Dataset entries on figures:
★ ★ ★

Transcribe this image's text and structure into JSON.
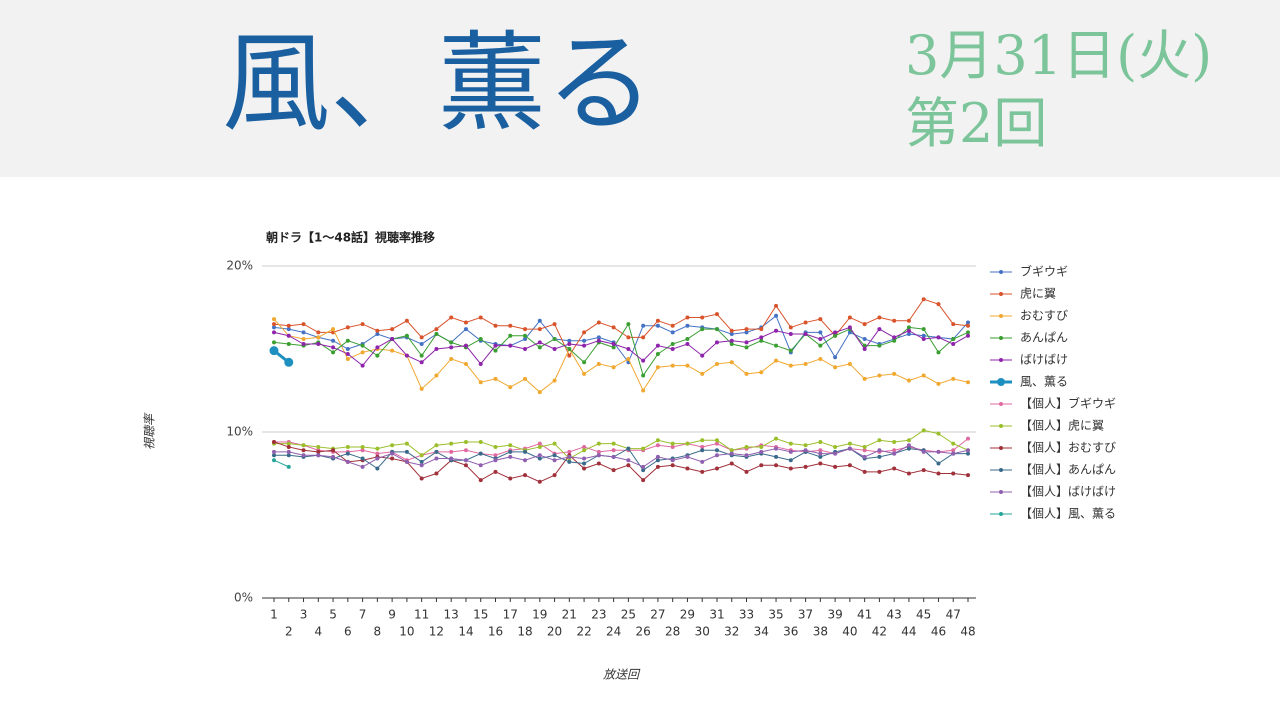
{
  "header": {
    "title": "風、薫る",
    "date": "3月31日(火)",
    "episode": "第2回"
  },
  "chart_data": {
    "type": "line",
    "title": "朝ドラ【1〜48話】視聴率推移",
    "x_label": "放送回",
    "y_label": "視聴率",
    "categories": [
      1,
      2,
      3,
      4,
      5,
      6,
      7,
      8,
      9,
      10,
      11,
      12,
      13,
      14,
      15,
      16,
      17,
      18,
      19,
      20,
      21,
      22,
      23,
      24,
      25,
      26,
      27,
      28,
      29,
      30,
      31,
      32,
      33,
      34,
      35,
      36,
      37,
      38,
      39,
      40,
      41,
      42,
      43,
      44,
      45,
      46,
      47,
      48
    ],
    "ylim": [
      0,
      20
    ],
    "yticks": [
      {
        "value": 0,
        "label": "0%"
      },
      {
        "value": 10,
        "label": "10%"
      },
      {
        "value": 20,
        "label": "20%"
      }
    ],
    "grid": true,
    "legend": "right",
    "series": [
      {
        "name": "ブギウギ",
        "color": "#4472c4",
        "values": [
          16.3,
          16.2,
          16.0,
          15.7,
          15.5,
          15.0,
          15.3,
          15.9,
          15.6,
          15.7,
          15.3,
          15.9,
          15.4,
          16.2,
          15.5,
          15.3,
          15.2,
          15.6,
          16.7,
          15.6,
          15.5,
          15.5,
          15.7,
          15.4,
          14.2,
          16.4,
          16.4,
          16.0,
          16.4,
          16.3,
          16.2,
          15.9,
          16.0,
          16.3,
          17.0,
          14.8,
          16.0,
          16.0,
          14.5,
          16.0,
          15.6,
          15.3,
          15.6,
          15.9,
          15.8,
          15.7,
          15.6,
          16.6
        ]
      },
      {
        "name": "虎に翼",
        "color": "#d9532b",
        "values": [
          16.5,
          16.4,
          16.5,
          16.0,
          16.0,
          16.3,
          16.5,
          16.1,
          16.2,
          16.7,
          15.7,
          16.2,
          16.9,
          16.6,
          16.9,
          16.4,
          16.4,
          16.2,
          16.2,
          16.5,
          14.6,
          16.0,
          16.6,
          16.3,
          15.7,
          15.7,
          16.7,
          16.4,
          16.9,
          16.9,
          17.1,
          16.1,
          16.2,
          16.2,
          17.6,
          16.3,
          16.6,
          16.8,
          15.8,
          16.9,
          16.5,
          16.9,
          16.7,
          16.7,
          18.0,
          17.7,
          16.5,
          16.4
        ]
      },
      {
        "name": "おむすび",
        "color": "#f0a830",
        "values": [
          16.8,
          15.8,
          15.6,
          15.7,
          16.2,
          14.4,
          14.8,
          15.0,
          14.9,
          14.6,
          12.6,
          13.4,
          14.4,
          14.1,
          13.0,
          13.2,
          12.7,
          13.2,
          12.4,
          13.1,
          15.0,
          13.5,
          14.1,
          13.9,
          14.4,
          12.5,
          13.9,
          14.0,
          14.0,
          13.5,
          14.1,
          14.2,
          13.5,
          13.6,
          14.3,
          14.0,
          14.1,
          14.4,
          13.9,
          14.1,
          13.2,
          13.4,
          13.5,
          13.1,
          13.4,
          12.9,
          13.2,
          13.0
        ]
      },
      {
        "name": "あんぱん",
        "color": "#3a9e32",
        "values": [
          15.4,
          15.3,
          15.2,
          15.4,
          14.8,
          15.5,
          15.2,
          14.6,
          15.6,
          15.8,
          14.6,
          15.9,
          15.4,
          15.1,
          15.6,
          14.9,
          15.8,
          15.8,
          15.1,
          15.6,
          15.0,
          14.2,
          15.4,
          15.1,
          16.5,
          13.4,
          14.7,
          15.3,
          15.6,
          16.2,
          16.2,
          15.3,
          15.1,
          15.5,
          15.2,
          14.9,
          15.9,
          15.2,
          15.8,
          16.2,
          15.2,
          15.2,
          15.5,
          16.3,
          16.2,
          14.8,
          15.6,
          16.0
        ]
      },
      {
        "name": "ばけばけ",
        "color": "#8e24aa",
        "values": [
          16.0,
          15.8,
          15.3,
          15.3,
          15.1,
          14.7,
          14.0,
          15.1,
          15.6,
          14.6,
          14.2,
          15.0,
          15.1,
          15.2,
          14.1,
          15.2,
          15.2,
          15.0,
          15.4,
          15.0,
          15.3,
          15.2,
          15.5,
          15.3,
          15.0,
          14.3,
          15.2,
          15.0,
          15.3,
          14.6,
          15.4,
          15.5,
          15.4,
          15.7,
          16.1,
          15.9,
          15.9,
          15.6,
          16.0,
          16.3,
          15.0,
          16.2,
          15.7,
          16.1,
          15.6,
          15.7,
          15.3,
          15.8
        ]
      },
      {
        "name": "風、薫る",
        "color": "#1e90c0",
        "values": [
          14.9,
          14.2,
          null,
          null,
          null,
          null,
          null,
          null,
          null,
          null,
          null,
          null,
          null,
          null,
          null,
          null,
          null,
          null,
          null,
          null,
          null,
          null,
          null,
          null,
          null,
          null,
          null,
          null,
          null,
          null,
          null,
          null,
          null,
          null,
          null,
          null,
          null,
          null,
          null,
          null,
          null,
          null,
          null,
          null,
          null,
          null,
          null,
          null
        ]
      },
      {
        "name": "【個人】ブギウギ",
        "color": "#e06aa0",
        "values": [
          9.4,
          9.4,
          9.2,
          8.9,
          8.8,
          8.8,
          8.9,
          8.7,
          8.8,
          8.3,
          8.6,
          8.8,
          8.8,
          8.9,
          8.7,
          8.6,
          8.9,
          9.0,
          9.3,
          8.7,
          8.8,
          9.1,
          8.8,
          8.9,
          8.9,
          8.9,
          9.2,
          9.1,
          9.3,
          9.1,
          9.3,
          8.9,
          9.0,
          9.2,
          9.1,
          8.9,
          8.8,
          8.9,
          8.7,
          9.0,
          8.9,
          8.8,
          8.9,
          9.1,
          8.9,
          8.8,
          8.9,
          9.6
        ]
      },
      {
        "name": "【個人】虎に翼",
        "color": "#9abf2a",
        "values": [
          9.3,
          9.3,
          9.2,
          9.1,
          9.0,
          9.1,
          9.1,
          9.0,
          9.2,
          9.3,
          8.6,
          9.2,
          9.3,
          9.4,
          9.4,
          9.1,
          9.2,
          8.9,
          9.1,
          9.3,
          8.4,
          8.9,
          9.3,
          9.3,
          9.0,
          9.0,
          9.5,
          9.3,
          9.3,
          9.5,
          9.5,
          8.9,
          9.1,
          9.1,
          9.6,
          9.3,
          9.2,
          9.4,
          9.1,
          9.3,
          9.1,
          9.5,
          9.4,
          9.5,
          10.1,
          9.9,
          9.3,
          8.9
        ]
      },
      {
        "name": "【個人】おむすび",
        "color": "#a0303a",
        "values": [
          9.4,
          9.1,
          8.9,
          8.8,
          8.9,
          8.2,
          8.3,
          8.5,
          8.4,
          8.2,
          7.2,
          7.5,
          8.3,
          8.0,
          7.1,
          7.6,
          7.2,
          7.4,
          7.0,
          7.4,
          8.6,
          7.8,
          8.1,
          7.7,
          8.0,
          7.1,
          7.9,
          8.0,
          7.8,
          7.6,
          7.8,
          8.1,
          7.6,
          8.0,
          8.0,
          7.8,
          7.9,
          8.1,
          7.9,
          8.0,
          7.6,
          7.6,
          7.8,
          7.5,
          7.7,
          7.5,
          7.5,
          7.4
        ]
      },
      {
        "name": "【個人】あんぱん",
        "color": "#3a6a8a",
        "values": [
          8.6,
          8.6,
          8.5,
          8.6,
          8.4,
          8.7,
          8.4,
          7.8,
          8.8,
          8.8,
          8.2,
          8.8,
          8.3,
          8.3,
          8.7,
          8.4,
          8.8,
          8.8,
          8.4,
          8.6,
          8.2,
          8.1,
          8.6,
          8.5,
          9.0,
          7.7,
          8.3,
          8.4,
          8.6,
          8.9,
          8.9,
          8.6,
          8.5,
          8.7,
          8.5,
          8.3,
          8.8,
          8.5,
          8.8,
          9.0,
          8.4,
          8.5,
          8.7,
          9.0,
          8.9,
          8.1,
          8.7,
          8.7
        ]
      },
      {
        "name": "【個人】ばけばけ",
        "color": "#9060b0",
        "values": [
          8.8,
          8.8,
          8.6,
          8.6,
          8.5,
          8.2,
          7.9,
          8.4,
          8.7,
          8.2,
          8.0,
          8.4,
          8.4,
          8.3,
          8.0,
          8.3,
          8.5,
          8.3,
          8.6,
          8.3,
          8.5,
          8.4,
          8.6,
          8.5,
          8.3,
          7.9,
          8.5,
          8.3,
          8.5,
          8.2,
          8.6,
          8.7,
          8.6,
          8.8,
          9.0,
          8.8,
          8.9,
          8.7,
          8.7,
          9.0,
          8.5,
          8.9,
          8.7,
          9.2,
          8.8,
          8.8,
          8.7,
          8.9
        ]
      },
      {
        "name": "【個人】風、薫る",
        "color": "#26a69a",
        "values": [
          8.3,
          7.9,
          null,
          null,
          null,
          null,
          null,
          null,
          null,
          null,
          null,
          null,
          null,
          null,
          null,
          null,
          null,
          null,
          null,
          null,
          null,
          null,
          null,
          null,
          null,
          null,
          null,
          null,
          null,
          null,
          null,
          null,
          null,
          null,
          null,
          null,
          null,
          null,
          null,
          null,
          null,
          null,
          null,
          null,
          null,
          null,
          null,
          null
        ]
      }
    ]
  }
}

★ ★ ★

• **Do this**: Copy out each line of the data where the string "name" appears.

• **Exercise response**:
        "name": "ブギウギ",
        "name": "虎に翼",
        "name": "おむすび",
        "name": "あんぱん",
        "name": "ばけばけ",
        "name": "風、薫る",
        "name": "【個人】ブギウギ",
        "name": "【個人】虎に翼",
        "name": "【個人】おむすび",
        "name": "【個人】あんぱん",
        "name": "【個人】ばけばけ",
        "name": "【個人】風、薫る",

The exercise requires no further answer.